* **What the task asks**
Copy out each line of the data holding "Марии".

* **Entries shown**
= = =
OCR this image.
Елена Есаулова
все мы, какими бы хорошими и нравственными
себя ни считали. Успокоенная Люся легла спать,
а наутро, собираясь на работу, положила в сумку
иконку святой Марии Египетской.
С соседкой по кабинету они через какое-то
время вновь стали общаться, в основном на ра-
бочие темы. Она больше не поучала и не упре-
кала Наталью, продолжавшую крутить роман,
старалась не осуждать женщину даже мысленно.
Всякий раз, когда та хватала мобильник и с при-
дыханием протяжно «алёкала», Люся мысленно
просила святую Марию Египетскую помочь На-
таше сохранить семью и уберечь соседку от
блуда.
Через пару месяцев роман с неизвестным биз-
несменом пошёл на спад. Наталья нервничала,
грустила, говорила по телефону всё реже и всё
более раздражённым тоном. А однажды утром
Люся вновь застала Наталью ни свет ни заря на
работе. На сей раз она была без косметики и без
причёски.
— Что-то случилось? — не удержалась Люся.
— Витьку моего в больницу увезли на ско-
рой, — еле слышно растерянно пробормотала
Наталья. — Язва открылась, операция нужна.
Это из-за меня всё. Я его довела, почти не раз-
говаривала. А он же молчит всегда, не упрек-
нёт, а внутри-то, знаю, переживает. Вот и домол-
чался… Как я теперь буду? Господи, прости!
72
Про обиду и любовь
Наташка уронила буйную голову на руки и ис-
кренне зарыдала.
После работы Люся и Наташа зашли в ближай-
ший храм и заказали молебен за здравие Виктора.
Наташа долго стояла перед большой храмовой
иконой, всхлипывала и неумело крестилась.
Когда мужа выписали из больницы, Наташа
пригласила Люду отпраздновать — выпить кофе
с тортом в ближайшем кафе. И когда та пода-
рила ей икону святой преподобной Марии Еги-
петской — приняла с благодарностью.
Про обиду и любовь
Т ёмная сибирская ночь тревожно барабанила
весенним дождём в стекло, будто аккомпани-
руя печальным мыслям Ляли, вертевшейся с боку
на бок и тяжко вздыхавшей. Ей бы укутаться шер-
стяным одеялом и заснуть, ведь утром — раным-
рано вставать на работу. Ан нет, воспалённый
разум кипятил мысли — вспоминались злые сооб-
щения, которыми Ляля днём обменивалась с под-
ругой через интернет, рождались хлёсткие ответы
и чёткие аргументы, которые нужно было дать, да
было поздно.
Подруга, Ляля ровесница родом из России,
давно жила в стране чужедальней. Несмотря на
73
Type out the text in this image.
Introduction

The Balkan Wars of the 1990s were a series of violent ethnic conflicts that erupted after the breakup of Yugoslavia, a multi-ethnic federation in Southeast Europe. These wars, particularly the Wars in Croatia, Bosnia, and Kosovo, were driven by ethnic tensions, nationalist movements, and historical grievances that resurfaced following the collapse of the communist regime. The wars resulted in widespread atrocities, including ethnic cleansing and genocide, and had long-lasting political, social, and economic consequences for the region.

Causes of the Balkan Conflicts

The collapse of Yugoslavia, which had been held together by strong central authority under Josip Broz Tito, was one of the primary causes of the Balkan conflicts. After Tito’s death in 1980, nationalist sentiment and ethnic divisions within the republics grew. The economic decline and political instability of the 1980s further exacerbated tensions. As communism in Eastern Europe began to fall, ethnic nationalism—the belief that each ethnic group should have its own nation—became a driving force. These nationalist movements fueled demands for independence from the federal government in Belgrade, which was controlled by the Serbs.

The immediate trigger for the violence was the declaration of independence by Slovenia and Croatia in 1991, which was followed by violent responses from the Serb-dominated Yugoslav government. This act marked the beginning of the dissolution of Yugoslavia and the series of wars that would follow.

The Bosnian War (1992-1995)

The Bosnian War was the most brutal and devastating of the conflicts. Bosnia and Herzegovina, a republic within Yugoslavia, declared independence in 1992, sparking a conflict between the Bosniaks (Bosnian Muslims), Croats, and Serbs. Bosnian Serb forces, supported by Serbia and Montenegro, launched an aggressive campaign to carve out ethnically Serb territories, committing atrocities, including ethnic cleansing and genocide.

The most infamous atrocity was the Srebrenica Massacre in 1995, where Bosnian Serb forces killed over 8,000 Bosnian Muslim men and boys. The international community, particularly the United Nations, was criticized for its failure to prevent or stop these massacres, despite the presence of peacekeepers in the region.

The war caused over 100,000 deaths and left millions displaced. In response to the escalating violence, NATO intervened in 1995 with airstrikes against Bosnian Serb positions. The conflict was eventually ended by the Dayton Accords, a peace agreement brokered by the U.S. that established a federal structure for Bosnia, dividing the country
= = =
* **Solution below**
иконку святой Марии Египетской.
рила ей икону святой преподобной Марии Еги-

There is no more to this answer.